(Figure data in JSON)
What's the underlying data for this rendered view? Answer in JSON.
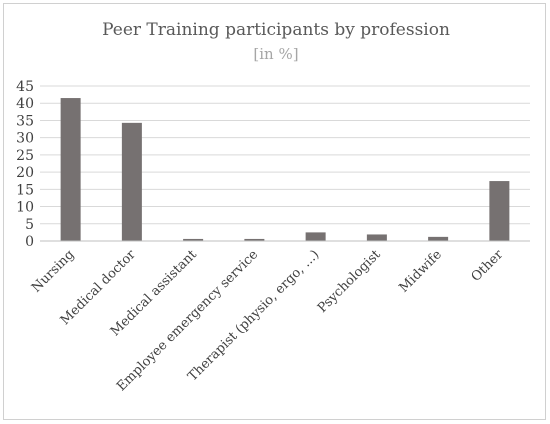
{
  "chart_data": {
    "type": "bar",
    "title": "Peer Training participants by profession",
    "subtitle": "[in %]",
    "xlabel": "",
    "ylabel": "",
    "ylim": [
      0,
      45
    ],
    "yticks": [
      0,
      5,
      10,
      15,
      20,
      25,
      30,
      35,
      40,
      45
    ],
    "grid": true,
    "legend": "none",
    "bar_color": "#767171",
    "categories": [
      "Nursing",
      "Medical doctor",
      "Medical assistant",
      "Employee emergency service",
      "Therapist (physio, ergo, ...)",
      "Psychologist",
      "Midwife",
      "Other"
    ],
    "values": [
      41.5,
      34.3,
      0.6,
      0.6,
      2.5,
      1.9,
      1.2,
      17.4
    ]
  }
}
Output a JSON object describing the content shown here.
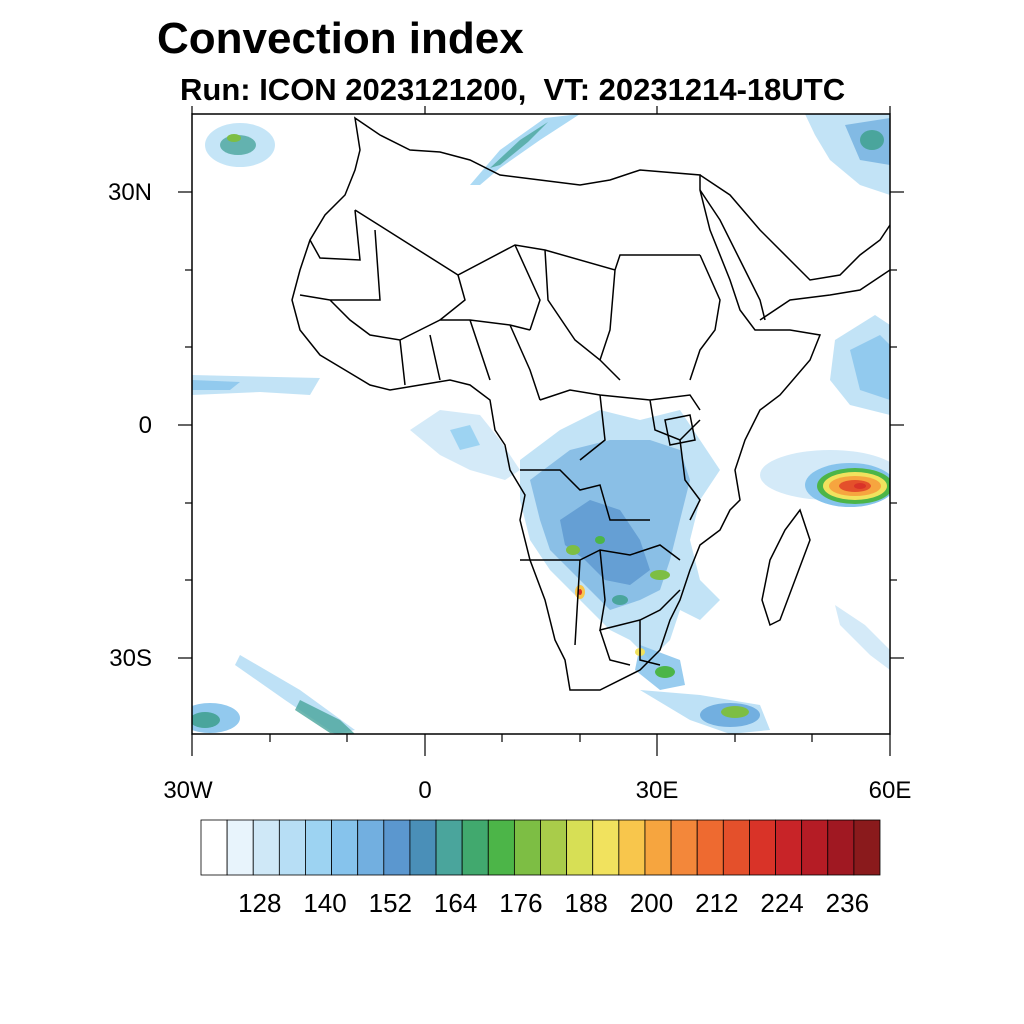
{
  "title": "Convection index",
  "subtitle": "Run: ICON 2023121200,  VT: 20231214-18UTC",
  "map": {
    "region": "Africa",
    "lon_range": [
      -30,
      60
    ],
    "lat_range": [
      -40,
      40
    ],
    "y_tick_labels": [
      {
        "label": "30N",
        "lat": 30
      },
      {
        "label": "0",
        "lat": 0
      },
      {
        "label": "30S",
        "lat": -30
      }
    ],
    "x_tick_labels": [
      {
        "label": "30W",
        "lon": -30
      },
      {
        "label": "0",
        "lon": 0
      },
      {
        "label": "30E",
        "lon": 30
      },
      {
        "label": "60E",
        "lon": 60
      }
    ]
  },
  "colorbar": {
    "colors": [
      "#ffffff",
      "#e8f4fc",
      "#cfe8f7",
      "#b7def5",
      "#9dd3f2",
      "#86c3ec",
      "#72afe0",
      "#5b97cf",
      "#4a8fb8",
      "#4aa59c",
      "#41a96e",
      "#4cb548",
      "#7dbe44",
      "#a9cc4a",
      "#d7df55",
      "#f1e25e",
      "#f8c64c",
      "#f6a53f",
      "#f3873a",
      "#ee6a30",
      "#e4502b",
      "#d93328",
      "#c82428",
      "#b51c25",
      "#a01822",
      "#8a1a1c"
    ],
    "tick_labels": [
      "128",
      "140",
      "152",
      "164",
      "176",
      "188",
      "200",
      "212",
      "224",
      "236"
    ]
  }
}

Aim of the exercise:
Out of the preceding entries, pull every line containing the string "subtitle".

Task result:
    "subtitle": "[in %]",
  "subtitle": "Run: ICON 2023121200,  VT: 20231214-18UTC",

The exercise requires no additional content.